* **Task**: Reproduce the listing below in its entirety. Change nothing.

* **Given information**:

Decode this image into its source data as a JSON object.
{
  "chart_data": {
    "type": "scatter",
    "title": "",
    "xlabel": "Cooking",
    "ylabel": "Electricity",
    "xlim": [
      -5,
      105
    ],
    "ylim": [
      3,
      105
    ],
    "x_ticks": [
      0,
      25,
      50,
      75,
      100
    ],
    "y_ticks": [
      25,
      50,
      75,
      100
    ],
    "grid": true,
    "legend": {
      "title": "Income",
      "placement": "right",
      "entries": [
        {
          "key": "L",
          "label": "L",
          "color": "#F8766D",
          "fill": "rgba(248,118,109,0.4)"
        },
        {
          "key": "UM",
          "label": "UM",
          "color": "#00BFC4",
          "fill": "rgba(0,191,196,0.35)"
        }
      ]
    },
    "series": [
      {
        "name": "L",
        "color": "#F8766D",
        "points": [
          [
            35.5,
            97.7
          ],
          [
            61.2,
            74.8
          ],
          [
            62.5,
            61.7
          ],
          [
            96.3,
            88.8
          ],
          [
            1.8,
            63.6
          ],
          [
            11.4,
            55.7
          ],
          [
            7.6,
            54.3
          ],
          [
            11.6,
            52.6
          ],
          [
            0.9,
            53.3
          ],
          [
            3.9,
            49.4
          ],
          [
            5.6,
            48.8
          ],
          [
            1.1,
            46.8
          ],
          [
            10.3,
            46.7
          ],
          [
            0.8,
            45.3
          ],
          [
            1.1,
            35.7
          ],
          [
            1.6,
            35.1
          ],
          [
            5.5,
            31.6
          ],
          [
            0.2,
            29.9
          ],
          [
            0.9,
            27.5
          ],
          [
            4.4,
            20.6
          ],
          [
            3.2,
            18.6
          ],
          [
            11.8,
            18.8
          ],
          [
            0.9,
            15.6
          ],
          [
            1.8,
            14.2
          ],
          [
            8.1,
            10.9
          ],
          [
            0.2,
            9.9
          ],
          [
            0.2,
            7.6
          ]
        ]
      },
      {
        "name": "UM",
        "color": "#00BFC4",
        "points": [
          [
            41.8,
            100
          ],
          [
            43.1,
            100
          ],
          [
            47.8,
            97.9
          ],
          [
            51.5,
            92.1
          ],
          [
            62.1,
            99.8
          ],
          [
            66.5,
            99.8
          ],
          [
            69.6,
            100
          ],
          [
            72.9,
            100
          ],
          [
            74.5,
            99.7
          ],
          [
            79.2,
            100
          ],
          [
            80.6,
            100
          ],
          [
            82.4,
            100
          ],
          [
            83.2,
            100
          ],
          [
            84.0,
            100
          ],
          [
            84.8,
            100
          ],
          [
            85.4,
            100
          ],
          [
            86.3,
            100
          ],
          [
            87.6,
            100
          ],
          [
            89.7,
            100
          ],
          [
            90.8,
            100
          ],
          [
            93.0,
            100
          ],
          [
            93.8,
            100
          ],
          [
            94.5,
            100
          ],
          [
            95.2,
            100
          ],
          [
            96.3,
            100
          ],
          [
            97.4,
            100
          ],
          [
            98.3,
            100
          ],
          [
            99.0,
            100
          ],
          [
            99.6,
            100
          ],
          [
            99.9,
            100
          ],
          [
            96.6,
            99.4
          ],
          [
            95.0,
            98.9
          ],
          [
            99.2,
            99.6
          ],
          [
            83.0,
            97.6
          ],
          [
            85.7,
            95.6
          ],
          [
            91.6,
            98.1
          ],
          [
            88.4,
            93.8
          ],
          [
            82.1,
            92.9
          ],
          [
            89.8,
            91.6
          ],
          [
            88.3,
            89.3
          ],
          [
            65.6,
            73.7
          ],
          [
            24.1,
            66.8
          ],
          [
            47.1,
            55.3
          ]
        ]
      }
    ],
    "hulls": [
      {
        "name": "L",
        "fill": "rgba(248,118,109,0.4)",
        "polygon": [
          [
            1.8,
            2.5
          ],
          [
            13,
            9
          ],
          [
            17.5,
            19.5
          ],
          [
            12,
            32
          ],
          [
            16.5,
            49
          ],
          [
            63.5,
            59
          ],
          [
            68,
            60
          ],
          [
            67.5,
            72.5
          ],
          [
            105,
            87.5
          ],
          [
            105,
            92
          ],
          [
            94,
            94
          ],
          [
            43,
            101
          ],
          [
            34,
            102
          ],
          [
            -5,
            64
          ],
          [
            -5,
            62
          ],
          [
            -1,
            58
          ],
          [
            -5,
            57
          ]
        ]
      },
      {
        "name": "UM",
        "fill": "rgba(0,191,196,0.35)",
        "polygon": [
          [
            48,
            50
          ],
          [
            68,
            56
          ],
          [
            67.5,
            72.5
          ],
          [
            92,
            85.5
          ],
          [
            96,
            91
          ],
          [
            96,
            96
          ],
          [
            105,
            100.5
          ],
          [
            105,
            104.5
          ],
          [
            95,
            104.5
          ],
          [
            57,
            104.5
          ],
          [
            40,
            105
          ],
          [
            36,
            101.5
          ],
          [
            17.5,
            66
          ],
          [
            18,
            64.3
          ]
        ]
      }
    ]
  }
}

* **Written reply**:
Decode this image into its source data as a JSON object.
{
  "chart_data": {
    "type": "scatter",
    "title": "",
    "xlabel": "Cooking",
    "ylabel": "Electricity",
    "xlim": [
      -5,
      105
    ],
    "ylim": [
      3,
      105
    ],
    "x_ticks": [
      0,
      25,
      50,
      75,
      100
    ],
    "y_ticks": [
      25,
      50,
      75,
      100
    ],
    "grid": true,
    "legend": {
      "title": "Income",
      "placement": "right",
      "entries": [
        {
          "key": "L",
          "label": "L",
          "color": "#F8766D",
          "fill": "rgba(248,118,109,0.4)"
        },
        {
          "key": "UM",
          "label": "UM",
          "color": "#00BFC4",
          "fill": "rgba(0,191,196,0.35)"
        }
      ]
    },
    "series": [
      {
        "name": "L",
        "color": "#F8766D",
        "points": [
          [
            35.5,
            97.7
          ],
          [
            61.2,
            74.8
          ],
          [
            62.5,
            61.7
          ],
          [
            96.3,
            88.8
          ],
          [
            1.8,
            63.6
          ],
          [
            11.4,
            55.7
          ],
          [
            7.6,
            54.3
          ],
          [
            11.6,
            52.6
          ],
          [
            0.9,
            53.3
          ],
          [
            3.9,
            49.4
          ],
          [
            5.6,
            48.8
          ],
          [
            1.1,
            46.8
          ],
          [
            10.3,
            46.7
          ],
          [
            0.8,
            45.3
          ],
          [
            1.1,
            35.7
          ],
          [
            1.6,
            35.1
          ],
          [
            5.5,
            31.6
          ],
          [
            0.2,
            29.9
          ],
          [
            0.9,
            27.5
          ],
          [
            4.4,
            20.6
          ],
          [
            3.2,
            18.6
          ],
          [
            11.8,
            18.8
          ],
          [
            0.9,
            15.6
          ],
          [
            1.8,
            14.2
          ],
          [
            8.1,
            10.9
          ],
          [
            0.2,
            9.9
          ],
          [
            0.2,
            7.6
          ]
        ]
      },
      {
        "name": "UM",
        "color": "#00BFC4",
        "points": [
          [
            41.8,
            100
          ],
          [
            43.1,
            100
          ],
          [
            47.8,
            97.9
          ],
          [
            51.5,
            92.1
          ],
          [
            62.1,
            99.8
          ],
          [
            66.5,
            99.8
          ],
          [
            69.6,
            100
          ],
          [
            72.9,
            100
          ],
          [
            74.5,
            99.7
          ],
          [
            79.2,
            100
          ],
          [
            80.6,
            100
          ],
          [
            82.4,
            100
          ],
          [
            83.2,
            100
          ],
          [
            84.0,
            100
          ],
          [
            84.8,
            100
          ],
          [
            85.4,
            100
          ],
          [
            86.3,
            100
          ],
          [
            87.6,
            100
          ],
          [
            89.7,
            100
          ],
          [
            90.8,
            100
          ],
          [
            93.0,
            100
          ],
          [
            93.8,
            100
          ],
          [
            94.5,
            100
          ],
          [
            95.2,
            100
          ],
          [
            96.3,
            100
          ],
          [
            97.4,
            100
          ],
          [
            98.3,
            100
          ],
          [
            99.0,
            100
          ],
          [
            99.6,
            100
          ],
          [
            99.9,
            100
          ],
          [
            96.6,
            99.4
          ],
          [
            95.0,
            98.9
          ],
          [
            99.2,
            99.6
          ],
          [
            83.0,
            97.6
          ],
          [
            85.7,
            95.6
          ],
          [
            91.6,
            98.1
          ],
          [
            88.4,
            93.8
          ],
          [
            82.1,
            92.9
          ],
          [
            89.8,
            91.6
          ],
          [
            88.3,
            89.3
          ],
          [
            65.6,
            73.7
          ],
          [
            24.1,
            66.8
          ],
          [
            47.1,
            55.3
          ]
        ]
      }
    ],
    "hulls": [
      {
        "name": "L",
        "fill": "rgba(248,118,109,0.4)",
        "polygon": [
          [
            1.8,
            2.5
          ],
          [
            13,
            9
          ],
          [
            17.5,
            19.5
          ],
          [
            12,
            32
          ],
          [
            16.5,
            49
          ],
          [
            63.5,
            59
          ],
          [
            68,
            60
          ],
          [
            67.5,
            72.5
          ],
          [
            105,
            87.5
          ],
          [
            105,
            92
          ],
          [
            94,
            94
          ],
          [
            43,
            101
          ],
          [
            34,
            102
          ],
          [
            -5,
            64
          ],
          [
            -5,
            62
          ],
          [
            -1,
            58
          ],
          [
            -5,
            57
          ]
        ]
      },
      {
        "name": "UM",
        "fill": "rgba(0,191,196,0.35)",
        "polygon": [
          [
            48,
            50
          ],
          [
            68,
            56
          ],
          [
            67.5,
            72.5
          ],
          [
            92,
            85.5
          ],
          [
            96,
            91
          ],
          [
            96,
            96
          ],
          [
            105,
            100.5
          ],
          [
            105,
            104.5
          ],
          [
            95,
            104.5
          ],
          [
            57,
            104.5
          ],
          [
            40,
            105
          ],
          [
            36,
            101.5
          ],
          [
            17.5,
            66
          ],
          [
            18,
            64.3
          ]
        ]
      }
    ]
  }
}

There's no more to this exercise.